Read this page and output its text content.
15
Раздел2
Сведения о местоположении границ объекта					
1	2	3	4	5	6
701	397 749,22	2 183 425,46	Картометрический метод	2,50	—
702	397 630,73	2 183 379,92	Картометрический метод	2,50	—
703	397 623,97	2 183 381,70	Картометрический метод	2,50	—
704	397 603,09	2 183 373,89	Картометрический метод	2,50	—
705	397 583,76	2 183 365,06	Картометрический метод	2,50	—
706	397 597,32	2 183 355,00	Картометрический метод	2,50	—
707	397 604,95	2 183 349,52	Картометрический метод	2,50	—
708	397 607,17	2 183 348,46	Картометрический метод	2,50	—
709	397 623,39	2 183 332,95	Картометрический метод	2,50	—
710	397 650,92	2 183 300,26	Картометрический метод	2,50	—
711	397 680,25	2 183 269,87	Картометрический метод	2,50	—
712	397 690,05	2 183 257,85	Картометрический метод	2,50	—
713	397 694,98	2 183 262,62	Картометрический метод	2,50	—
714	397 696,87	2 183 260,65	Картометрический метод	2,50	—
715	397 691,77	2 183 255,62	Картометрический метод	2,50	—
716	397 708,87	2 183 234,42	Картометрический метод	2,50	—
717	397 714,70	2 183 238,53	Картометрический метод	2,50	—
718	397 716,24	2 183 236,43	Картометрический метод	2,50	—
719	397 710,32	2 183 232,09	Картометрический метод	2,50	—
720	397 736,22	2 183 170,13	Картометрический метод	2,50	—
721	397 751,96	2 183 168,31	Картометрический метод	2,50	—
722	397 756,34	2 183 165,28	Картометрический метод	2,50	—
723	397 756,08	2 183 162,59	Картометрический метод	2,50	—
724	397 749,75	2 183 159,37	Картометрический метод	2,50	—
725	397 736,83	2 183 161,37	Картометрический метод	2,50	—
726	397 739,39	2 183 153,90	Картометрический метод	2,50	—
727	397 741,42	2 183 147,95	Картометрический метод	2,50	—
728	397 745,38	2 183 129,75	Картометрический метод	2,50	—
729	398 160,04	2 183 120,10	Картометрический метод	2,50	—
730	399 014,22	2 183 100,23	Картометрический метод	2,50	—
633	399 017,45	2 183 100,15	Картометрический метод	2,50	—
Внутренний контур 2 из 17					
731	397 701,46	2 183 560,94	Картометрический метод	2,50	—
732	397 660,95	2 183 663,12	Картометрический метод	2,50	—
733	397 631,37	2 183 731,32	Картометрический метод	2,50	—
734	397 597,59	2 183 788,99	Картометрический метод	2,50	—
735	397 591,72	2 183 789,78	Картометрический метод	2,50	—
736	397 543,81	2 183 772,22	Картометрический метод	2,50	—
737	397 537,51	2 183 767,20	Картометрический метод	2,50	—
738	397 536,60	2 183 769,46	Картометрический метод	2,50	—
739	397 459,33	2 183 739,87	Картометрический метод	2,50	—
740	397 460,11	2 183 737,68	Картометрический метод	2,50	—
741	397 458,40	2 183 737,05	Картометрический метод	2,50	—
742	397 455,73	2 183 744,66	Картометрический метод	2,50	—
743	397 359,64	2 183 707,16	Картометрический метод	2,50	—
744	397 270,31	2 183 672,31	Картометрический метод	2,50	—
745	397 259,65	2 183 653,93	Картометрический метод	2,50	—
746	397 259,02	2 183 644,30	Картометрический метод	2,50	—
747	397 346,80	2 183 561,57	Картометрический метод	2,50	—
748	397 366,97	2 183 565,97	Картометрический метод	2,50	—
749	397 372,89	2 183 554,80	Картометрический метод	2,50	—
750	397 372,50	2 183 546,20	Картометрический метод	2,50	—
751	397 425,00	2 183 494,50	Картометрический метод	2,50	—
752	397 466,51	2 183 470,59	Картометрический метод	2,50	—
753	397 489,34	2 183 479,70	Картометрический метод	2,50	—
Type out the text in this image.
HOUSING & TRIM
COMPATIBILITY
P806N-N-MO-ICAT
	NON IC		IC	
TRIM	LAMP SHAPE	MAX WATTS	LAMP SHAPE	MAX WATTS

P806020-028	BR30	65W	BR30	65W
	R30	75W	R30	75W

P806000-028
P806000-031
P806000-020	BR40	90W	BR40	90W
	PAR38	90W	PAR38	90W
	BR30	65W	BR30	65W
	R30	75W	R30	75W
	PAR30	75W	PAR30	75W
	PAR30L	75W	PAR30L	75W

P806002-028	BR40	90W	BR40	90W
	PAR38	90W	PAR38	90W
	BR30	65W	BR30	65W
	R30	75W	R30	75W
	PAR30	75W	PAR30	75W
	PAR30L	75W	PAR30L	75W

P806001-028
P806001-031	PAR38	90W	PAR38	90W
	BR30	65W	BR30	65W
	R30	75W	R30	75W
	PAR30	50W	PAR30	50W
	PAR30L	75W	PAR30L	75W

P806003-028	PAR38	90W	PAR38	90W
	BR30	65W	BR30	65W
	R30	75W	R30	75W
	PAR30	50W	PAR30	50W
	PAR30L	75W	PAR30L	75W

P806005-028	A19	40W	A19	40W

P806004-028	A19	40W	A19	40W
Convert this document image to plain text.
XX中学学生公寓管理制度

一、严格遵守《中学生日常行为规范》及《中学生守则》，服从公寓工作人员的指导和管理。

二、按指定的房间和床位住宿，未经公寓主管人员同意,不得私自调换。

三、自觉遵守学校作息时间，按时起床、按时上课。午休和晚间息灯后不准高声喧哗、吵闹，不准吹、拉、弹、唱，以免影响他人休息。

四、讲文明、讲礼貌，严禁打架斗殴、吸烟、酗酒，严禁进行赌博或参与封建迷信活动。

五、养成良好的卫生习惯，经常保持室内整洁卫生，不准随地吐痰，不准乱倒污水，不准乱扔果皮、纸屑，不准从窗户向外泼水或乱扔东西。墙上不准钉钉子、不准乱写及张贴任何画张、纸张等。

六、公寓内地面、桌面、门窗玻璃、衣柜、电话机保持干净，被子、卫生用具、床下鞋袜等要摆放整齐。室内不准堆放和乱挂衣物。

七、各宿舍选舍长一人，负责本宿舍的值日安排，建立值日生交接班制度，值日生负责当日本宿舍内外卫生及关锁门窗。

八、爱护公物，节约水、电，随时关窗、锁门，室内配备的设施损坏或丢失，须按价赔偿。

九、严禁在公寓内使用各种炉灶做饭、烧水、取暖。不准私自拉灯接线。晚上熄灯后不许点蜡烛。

════════════════════

- What the task asks: Give the number of lines where the string "this" occurs, without any further text.

- Result of the task: 3